## Do this
Copy only what runs from the line containing "What data populates" to the last line, both included, keeping it exact and omitting pictures.

## Material shown
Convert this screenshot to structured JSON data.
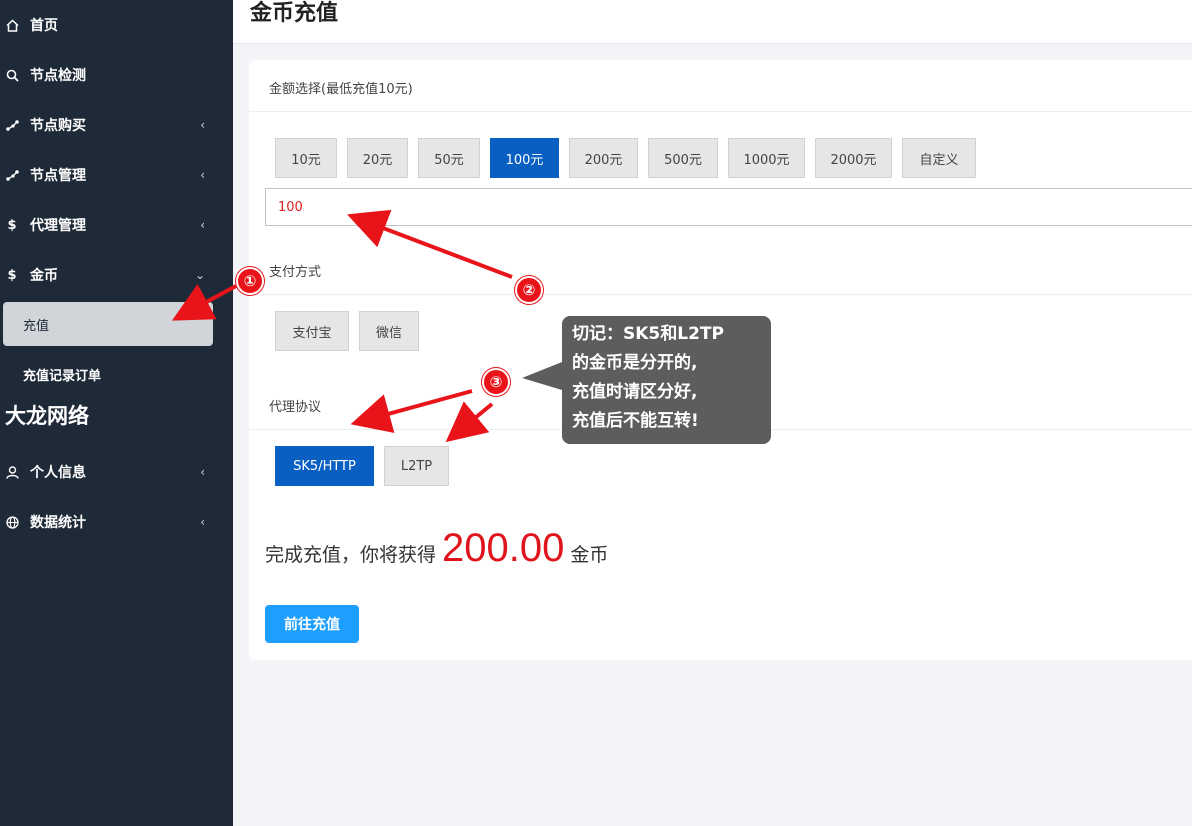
{
  "sidebar": {
    "items": [
      {
        "label": "首页",
        "icon": "home-icon"
      },
      {
        "label": "节点检测",
        "icon": "search-icon"
      },
      {
        "label": "节点购买",
        "icon": "share-icon"
      },
      {
        "label": "节点管理",
        "icon": "share-icon"
      },
      {
        "label": "代理管理",
        "icon": "dollar-icon"
      },
      {
        "label": "金币",
        "icon": "dollar-icon"
      },
      {
        "label": "个人信息",
        "icon": "user-icon"
      },
      {
        "label": "数据统计",
        "icon": "globe-icon"
      }
    ],
    "sub_items": [
      "充值",
      "充值记录订单"
    ],
    "watermark": "大龙网络"
  },
  "header": {
    "title": "金币充值"
  },
  "amount": {
    "label": "金额选择(最低充值10元)",
    "options": [
      "10元",
      "20元",
      "50元",
      "100元",
      "200元",
      "500元",
      "1000元",
      "2000元",
      "自定义"
    ],
    "selected_index": 3,
    "input_value": "100"
  },
  "payment": {
    "label": "支付方式",
    "options": [
      "支付宝",
      "微信"
    ]
  },
  "protocol": {
    "label": "代理协议",
    "options": [
      "SK5/HTTP",
      "L2TP"
    ],
    "selected_index": 0
  },
  "result": {
    "prefix": "完成充值，你将获得",
    "amount": "200.00",
    "suffix": "金币"
  },
  "submit_label": "前往充值",
  "annotations": {
    "markers": [
      "①",
      "②",
      "③"
    ],
    "bubble_lines": [
      "切记：SK5和L2TP",
      "的金币是分开的,",
      "充值时请区分好,",
      "充值后不能互转!"
    ],
    "color": "#e8141a"
  },
  "colors": {
    "sidebar_bg": "#1f2a38",
    "primary": "#0a60c2",
    "submit": "#1e9fff",
    "highlight": "#e0141c"
  }
}
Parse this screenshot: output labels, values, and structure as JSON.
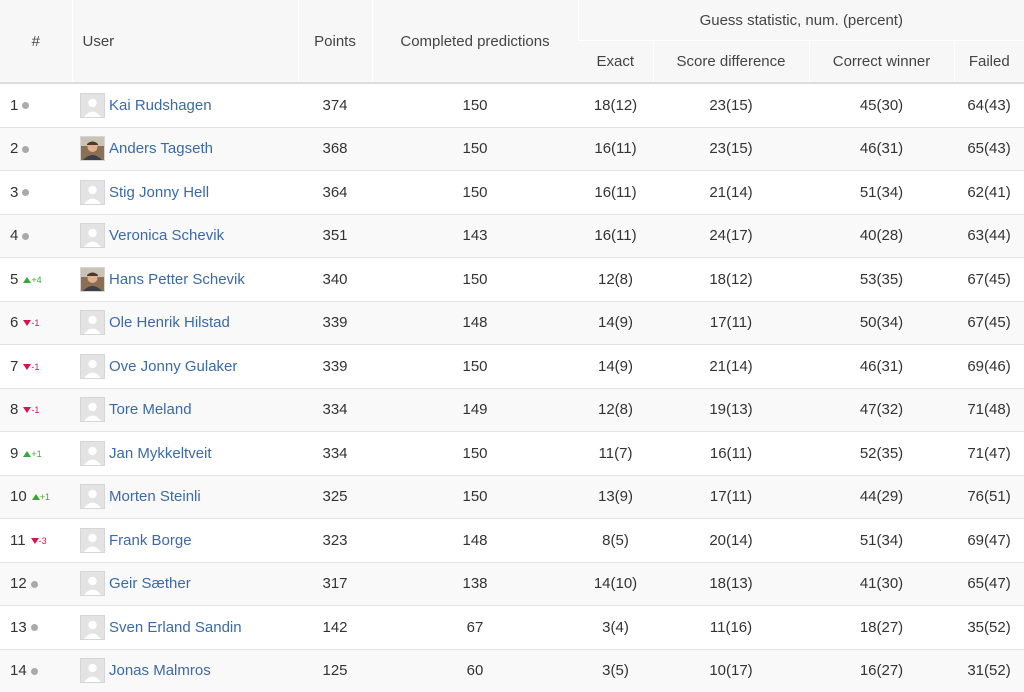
{
  "headers": {
    "rank": "#",
    "user": "User",
    "points": "Points",
    "completed": "Completed predictions",
    "guess_group": "Guess statistic, num. (percent)",
    "exact": "Exact",
    "score_diff": "Score difference",
    "correct_winner": "Correct winner",
    "failed": "Failed"
  },
  "colors": {
    "link": "#3b6aa8",
    "up": "#33aa33",
    "down": "#d6124f",
    "neutral": "#aaaaaa"
  },
  "rows": [
    {
      "rank": "1",
      "trend": "same",
      "change": "",
      "avatar": "placeholder",
      "name": "Kai Rudshagen",
      "points": "374",
      "completed": "150",
      "exact": "18(12)",
      "score_diff": "23(15)",
      "correct_winner": "45(30)",
      "failed": "64(43)"
    },
    {
      "rank": "2",
      "trend": "same",
      "change": "",
      "avatar": "photo",
      "name": "Anders Tagseth",
      "points": "368",
      "completed": "150",
      "exact": "16(11)",
      "score_diff": "23(15)",
      "correct_winner": "46(31)",
      "failed": "65(43)"
    },
    {
      "rank": "3",
      "trend": "same",
      "change": "",
      "avatar": "placeholder",
      "name": "Stig Jonny Hell",
      "points": "364",
      "completed": "150",
      "exact": "16(11)",
      "score_diff": "21(14)",
      "correct_winner": "51(34)",
      "failed": "62(41)"
    },
    {
      "rank": "4",
      "trend": "same",
      "change": "",
      "avatar": "placeholder",
      "name": "Veronica Schevik",
      "points": "351",
      "completed": "143",
      "exact": "16(11)",
      "score_diff": "24(17)",
      "correct_winner": "40(28)",
      "failed": "63(44)"
    },
    {
      "rank": "5",
      "trend": "up",
      "change": "+4",
      "avatar": "photo",
      "name": "Hans Petter Schevik",
      "points": "340",
      "completed": "150",
      "exact": "12(8)",
      "score_diff": "18(12)",
      "correct_winner": "53(35)",
      "failed": "67(45)"
    },
    {
      "rank": "6",
      "trend": "down",
      "change": "-1",
      "avatar": "placeholder",
      "name": "Ole Henrik Hilstad",
      "points": "339",
      "completed": "148",
      "exact": "14(9)",
      "score_diff": "17(11)",
      "correct_winner": "50(34)",
      "failed": "67(45)"
    },
    {
      "rank": "7",
      "trend": "down",
      "change": "-1",
      "avatar": "placeholder",
      "name": "Ove Jonny Gulaker",
      "points": "339",
      "completed": "150",
      "exact": "14(9)",
      "score_diff": "21(14)",
      "correct_winner": "46(31)",
      "failed": "69(46)"
    },
    {
      "rank": "8",
      "trend": "down",
      "change": "-1",
      "avatar": "placeholder",
      "name": "Tore Meland",
      "points": "334",
      "completed": "149",
      "exact": "12(8)",
      "score_diff": "19(13)",
      "correct_winner": "47(32)",
      "failed": "71(48)"
    },
    {
      "rank": "9",
      "trend": "up",
      "change": "+1",
      "avatar": "placeholder",
      "name": "Jan Mykkeltveit",
      "points": "334",
      "completed": "150",
      "exact": "11(7)",
      "score_diff": "16(11)",
      "correct_winner": "52(35)",
      "failed": "71(47)"
    },
    {
      "rank": "10",
      "trend": "up",
      "change": "+1",
      "avatar": "placeholder",
      "name": "Morten Steinli",
      "points": "325",
      "completed": "150",
      "exact": "13(9)",
      "score_diff": "17(11)",
      "correct_winner": "44(29)",
      "failed": "76(51)"
    },
    {
      "rank": "11",
      "trend": "down",
      "change": "-3",
      "avatar": "placeholder",
      "name": "Frank Borge",
      "points": "323",
      "completed": "148",
      "exact": "8(5)",
      "score_diff": "20(14)",
      "correct_winner": "51(34)",
      "failed": "69(47)"
    },
    {
      "rank": "12",
      "trend": "same",
      "change": "",
      "avatar": "placeholder",
      "name": "Geir Sæther",
      "points": "317",
      "completed": "138",
      "exact": "14(10)",
      "score_diff": "18(13)",
      "correct_winner": "41(30)",
      "failed": "65(47)"
    },
    {
      "rank": "13",
      "trend": "same",
      "change": "",
      "avatar": "placeholder",
      "name": "Sven Erland Sandin",
      "points": "142",
      "completed": "67",
      "exact": "3(4)",
      "score_diff": "11(16)",
      "correct_winner": "18(27)",
      "failed": "35(52)"
    },
    {
      "rank": "14",
      "trend": "same",
      "change": "",
      "avatar": "placeholder",
      "name": "Jonas Malmros",
      "points": "125",
      "completed": "60",
      "exact": "3(5)",
      "score_diff": "10(17)",
      "correct_winner": "16(27)",
      "failed": "31(52)"
    }
  ]
}
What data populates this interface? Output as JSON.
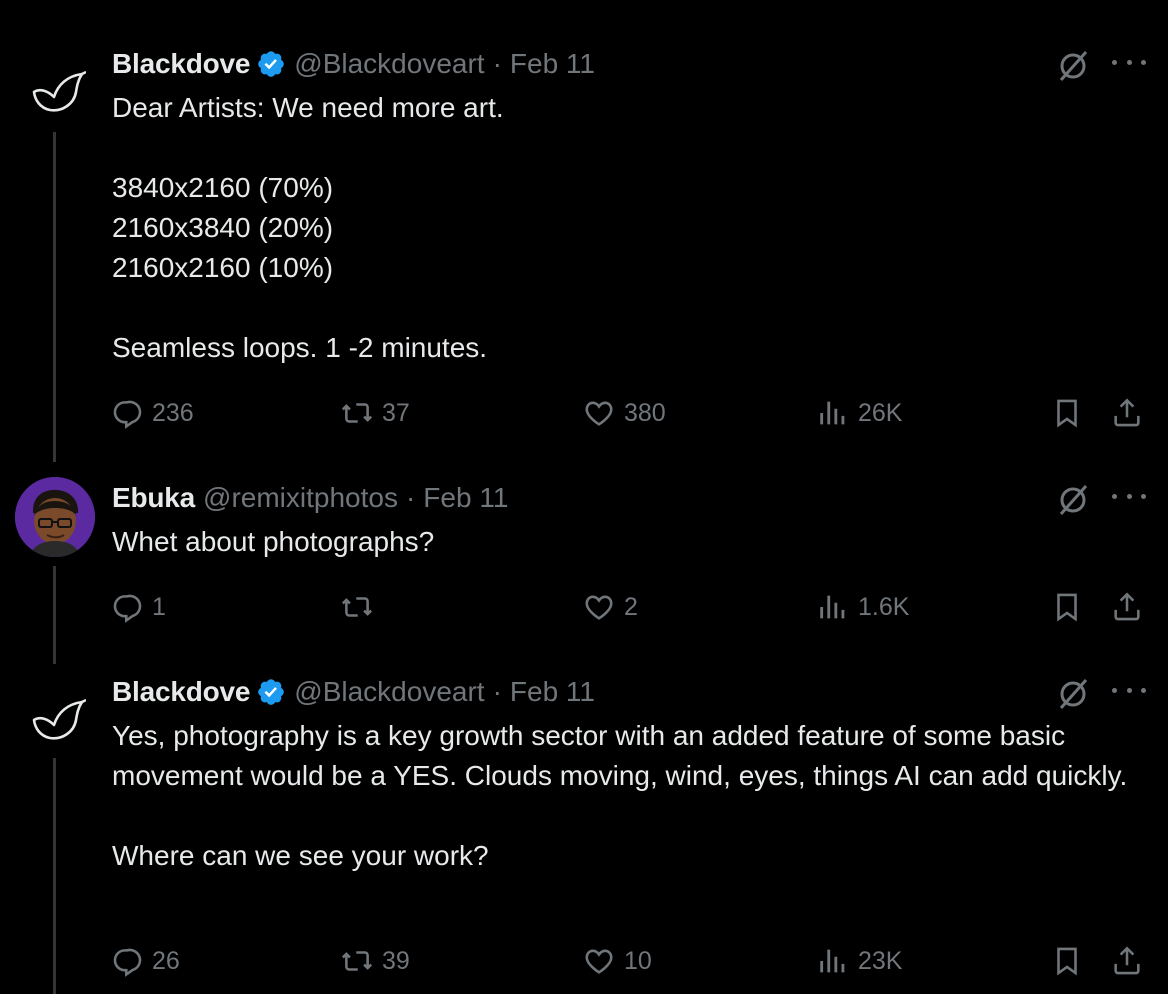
{
  "tweets": [
    {
      "name": "Blackdove",
      "handle": "@Blackdoveart",
      "separator": "·",
      "date": "Feb 11",
      "text": "Dear Artists: We need more art.\n\n3840x2160 (70%)\n2160x3840 (20%)\n2160x2160 (10%)\n\nSeamless loops.  1 -2 minutes.",
      "replies": "236",
      "reposts": "37",
      "likes": "380",
      "views": "26K"
    },
    {
      "name": "Ebuka",
      "handle": "@remixitphotos",
      "separator": "·",
      "date": "Feb 11",
      "text": "Whet about photographs?",
      "replies": "1",
      "reposts": "",
      "likes": "2",
      "views": "1.6K"
    },
    {
      "name": "Blackdove",
      "handle": "@Blackdoveart",
      "separator": "·",
      "date": "Feb 11",
      "text": "Yes, photography is a key growth sector with an added feature of some basic movement would be a YES.  Clouds moving, wind, eyes, things AI can add quickly.\n\nWhere can we see your work?",
      "replies": "26",
      "reposts": "39",
      "likes": "10",
      "views": "23K"
    }
  ],
  "colors": {
    "background": "#000000",
    "text": "#e7e9ea",
    "muted": "#71767b",
    "verified": "#1d9bf0",
    "thread_line": "#333639"
  },
  "icons": [
    "blackdove-logo-icon",
    "verified-badge-icon",
    "grok-icon",
    "more-icon",
    "reply-icon",
    "repost-icon",
    "like-icon",
    "views-icon",
    "bookmark-icon",
    "share-icon"
  ]
}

## Finished task
What data populates this interface? Output as JSON.
{
  "tweets": [
    {
      "name": "Blackdove",
      "handle": "@Blackdoveart",
      "separator": "·",
      "date": "Feb 11",
      "text": "Dear Artists: We need more art.\n\n3840x2160 (70%)\n2160x3840 (20%)\n2160x2160 (10%)\n\nSeamless loops.  1 -2 minutes.",
      "replies": "236",
      "reposts": "37",
      "likes": "380",
      "views": "26K"
    },
    {
      "name": "Ebuka",
      "handle": "@remixitphotos",
      "separator": "·",
      "date": "Feb 11",
      "text": "Whet about photographs?",
      "replies": "1",
      "reposts": "",
      "likes": "2",
      "views": "1.6K"
    },
    {
      "name": "Blackdove",
      "handle": "@Blackdoveart",
      "separator": "·",
      "date": "Feb 11",
      "text": "Yes, photography is a key growth sector with an added feature of some basic movement would be a YES.  Clouds moving, wind, eyes, things AI can add quickly.\n\nWhere can we see your work?",
      "replies": "26",
      "reposts": "39",
      "likes": "10",
      "views": "23K"
    }
  ],
  "colors": {
    "background": "#000000",
    "text": "#e7e9ea",
    "muted": "#71767b",
    "verified": "#1d9bf0",
    "thread_line": "#333639"
  },
  "icons": [
    "blackdove-logo-icon",
    "verified-badge-icon",
    "grok-icon",
    "more-icon",
    "reply-icon",
    "repost-icon",
    "like-icon",
    "views-icon",
    "bookmark-icon",
    "share-icon"
  ]
}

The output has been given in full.